Extract the entries in their exact form.

— Begin Data section —

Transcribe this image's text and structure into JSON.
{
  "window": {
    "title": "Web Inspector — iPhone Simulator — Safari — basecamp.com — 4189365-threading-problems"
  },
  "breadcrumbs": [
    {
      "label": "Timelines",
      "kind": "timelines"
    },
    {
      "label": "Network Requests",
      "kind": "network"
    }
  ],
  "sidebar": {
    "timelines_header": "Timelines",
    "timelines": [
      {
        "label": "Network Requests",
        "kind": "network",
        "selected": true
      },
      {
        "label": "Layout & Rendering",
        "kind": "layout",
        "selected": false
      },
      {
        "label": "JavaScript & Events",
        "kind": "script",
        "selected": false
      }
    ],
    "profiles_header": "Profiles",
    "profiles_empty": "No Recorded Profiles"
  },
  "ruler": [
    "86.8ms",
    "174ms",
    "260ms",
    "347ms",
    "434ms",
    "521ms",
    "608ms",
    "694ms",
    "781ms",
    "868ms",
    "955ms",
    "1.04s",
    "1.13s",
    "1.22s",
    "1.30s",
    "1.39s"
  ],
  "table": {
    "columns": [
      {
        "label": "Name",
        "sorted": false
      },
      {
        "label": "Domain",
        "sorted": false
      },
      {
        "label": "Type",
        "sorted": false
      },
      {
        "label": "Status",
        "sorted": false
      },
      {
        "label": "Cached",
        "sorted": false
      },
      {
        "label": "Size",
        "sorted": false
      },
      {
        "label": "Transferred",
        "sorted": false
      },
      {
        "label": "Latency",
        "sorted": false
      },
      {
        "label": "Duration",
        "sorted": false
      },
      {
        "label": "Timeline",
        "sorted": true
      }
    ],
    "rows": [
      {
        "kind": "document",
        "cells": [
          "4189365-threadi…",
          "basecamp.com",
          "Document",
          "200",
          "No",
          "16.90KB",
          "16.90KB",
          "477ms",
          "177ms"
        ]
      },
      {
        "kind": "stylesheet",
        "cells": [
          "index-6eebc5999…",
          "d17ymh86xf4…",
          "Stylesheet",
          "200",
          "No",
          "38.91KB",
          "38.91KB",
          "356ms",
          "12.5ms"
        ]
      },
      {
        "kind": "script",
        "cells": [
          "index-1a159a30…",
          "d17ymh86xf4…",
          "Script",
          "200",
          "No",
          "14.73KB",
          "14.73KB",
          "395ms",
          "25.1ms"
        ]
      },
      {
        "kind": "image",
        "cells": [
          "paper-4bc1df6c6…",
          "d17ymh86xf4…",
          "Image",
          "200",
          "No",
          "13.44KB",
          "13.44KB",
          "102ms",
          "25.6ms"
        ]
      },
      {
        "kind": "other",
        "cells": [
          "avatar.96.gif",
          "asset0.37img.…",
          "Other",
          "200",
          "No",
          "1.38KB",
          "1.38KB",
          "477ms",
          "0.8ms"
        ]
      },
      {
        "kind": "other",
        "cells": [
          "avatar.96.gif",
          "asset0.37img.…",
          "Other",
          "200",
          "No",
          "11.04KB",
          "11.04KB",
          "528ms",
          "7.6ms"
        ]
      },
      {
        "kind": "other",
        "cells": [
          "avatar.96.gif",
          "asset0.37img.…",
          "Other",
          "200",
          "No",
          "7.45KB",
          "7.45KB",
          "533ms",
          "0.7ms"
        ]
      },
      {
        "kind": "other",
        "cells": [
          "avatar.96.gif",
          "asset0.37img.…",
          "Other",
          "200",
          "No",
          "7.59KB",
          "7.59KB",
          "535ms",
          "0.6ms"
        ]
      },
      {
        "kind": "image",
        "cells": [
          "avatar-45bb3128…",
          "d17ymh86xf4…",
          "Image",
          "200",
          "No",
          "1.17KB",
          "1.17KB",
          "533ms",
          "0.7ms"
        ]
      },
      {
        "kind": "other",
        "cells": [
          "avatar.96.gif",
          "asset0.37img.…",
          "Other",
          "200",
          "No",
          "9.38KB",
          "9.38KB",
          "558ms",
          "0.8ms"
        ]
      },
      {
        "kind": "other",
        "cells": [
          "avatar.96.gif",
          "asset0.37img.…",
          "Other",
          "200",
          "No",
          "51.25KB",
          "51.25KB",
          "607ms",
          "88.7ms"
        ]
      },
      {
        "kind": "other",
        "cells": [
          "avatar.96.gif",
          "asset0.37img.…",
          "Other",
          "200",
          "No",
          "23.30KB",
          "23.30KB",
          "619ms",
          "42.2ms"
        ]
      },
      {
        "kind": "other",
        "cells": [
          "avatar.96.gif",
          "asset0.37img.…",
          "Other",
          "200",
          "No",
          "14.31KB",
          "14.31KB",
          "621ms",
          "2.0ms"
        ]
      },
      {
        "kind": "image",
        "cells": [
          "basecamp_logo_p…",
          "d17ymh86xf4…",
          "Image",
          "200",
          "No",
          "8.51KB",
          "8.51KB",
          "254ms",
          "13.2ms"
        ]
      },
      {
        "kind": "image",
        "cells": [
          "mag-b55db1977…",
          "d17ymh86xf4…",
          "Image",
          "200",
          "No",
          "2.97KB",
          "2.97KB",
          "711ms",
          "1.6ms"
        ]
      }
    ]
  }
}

— End Data section —

§ **Exercise response**
Transcribe this image's text and structure into JSON.
{
  "window": {
    "title": "Web Inspector — iPhone Simulator — Safari — basecamp.com — 4189365-threading-problems"
  },
  "breadcrumbs": [
    {
      "label": "Timelines",
      "kind": "timelines"
    },
    {
      "label": "Network Requests",
      "kind": "network"
    }
  ],
  "sidebar": {
    "timelines_header": "Timelines",
    "timelines": [
      {
        "label": "Network Requests",
        "kind": "network",
        "selected": true
      },
      {
        "label": "Layout & Rendering",
        "kind": "layout",
        "selected": false
      },
      {
        "label": "JavaScript & Events",
        "kind": "script",
        "selected": false
      }
    ],
    "profiles_header": "Profiles",
    "profiles_empty": "No Recorded Profiles"
  },
  "ruler": [
    "86.8ms",
    "174ms",
    "260ms",
    "347ms",
    "434ms",
    "521ms",
    "608ms",
    "694ms",
    "781ms",
    "868ms",
    "955ms",
    "1.04s",
    "1.13s",
    "1.22s",
    "1.30s",
    "1.39s"
  ],
  "table": {
    "columns": [
      {
        "label": "Name",
        "sorted": false
      },
      {
        "label": "Domain",
        "sorted": false
      },
      {
        "label": "Type",
        "sorted": false
      },
      {
        "label": "Status",
        "sorted": false
      },
      {
        "label": "Cached",
        "sorted": false
      },
      {
        "label": "Size",
        "sorted": false
      },
      {
        "label": "Transferred",
        "sorted": false
      },
      {
        "label": "Latency",
        "sorted": false
      },
      {
        "label": "Duration",
        "sorted": false
      },
      {
        "label": "Timeline",
        "sorted": true
      }
    ],
    "rows": [
      {
        "kind": "document",
        "cells": [
          "4189365-threadi…",
          "basecamp.com",
          "Document",
          "200",
          "No",
          "16.90KB",
          "16.90KB",
          "477ms",
          "177ms"
        ]
      },
      {
        "kind": "stylesheet",
        "cells": [
          "index-6eebc5999…",
          "d17ymh86xf4…",
          "Stylesheet",
          "200",
          "No",
          "38.91KB",
          "38.91KB",
          "356ms",
          "12.5ms"
        ]
      },
      {
        "kind": "script",
        "cells": [
          "index-1a159a30…",
          "d17ymh86xf4…",
          "Script",
          "200",
          "No",
          "14.73KB",
          "14.73KB",
          "395ms",
          "25.1ms"
        ]
      },
      {
        "kind": "image",
        "cells": [
          "paper-4bc1df6c6…",
          "d17ymh86xf4…",
          "Image",
          "200",
          "No",
          "13.44KB",
          "13.44KB",
          "102ms",
          "25.6ms"
        ]
      },
      {
        "kind": "other",
        "cells": [
          "avatar.96.gif",
          "asset0.37img.…",
          "Other",
          "200",
          "No",
          "1.38KB",
          "1.38KB",
          "477ms",
          "0.8ms"
        ]
      },
      {
        "kind": "other",
        "cells": [
          "avatar.96.gif",
          "asset0.37img.…",
          "Other",
          "200",
          "No",
          "11.04KB",
          "11.04KB",
          "528ms",
          "7.6ms"
        ]
      },
      {
        "kind": "other",
        "cells": [
          "avatar.96.gif",
          "asset0.37img.…",
          "Other",
          "200",
          "No",
          "7.45KB",
          "7.45KB",
          "533ms",
          "0.7ms"
        ]
      },
      {
        "kind": "other",
        "cells": [
          "avatar.96.gif",
          "asset0.37img.…",
          "Other",
          "200",
          "No",
          "7.59KB",
          "7.59KB",
          "535ms",
          "0.6ms"
        ]
      },
      {
        "kind": "image",
        "cells": [
          "avatar-45bb3128…",
          "d17ymh86xf4…",
          "Image",
          "200",
          "No",
          "1.17KB",
          "1.17KB",
          "533ms",
          "0.7ms"
        ]
      },
      {
        "kind": "other",
        "cells": [
          "avatar.96.gif",
          "asset0.37img.…",
          "Other",
          "200",
          "No",
          "9.38KB",
          "9.38KB",
          "558ms",
          "0.8ms"
        ]
      },
      {
        "kind": "other",
        "cells": [
          "avatar.96.gif",
          "asset0.37img.…",
          "Other",
          "200",
          "No",
          "51.25KB",
          "51.25KB",
          "607ms",
          "88.7ms"
        ]
      },
      {
        "kind": "other",
        "cells": [
          "avatar.96.gif",
          "asset0.37img.…",
          "Other",
          "200",
          "No",
          "23.30KB",
          "23.30KB",
          "619ms",
          "42.2ms"
        ]
      },
      {
        "kind": "other",
        "cells": [
          "avatar.96.gif",
          "asset0.37img.…",
          "Other",
          "200",
          "No",
          "14.31KB",
          "14.31KB",
          "621ms",
          "2.0ms"
        ]
      },
      {
        "kind": "image",
        "cells": [
          "basecamp_logo_p…",
          "d17ymh86xf4…",
          "Image",
          "200",
          "No",
          "8.51KB",
          "8.51KB",
          "254ms",
          "13.2ms"
        ]
      },
      {
        "kind": "image",
        "cells": [
          "mag-b55db1977…",
          "d17ymh86xf4…",
          "Image",
          "200",
          "No",
          "2.97KB",
          "2.97KB",
          "711ms",
          "1.6ms"
        ]
      }
    ]
  }
}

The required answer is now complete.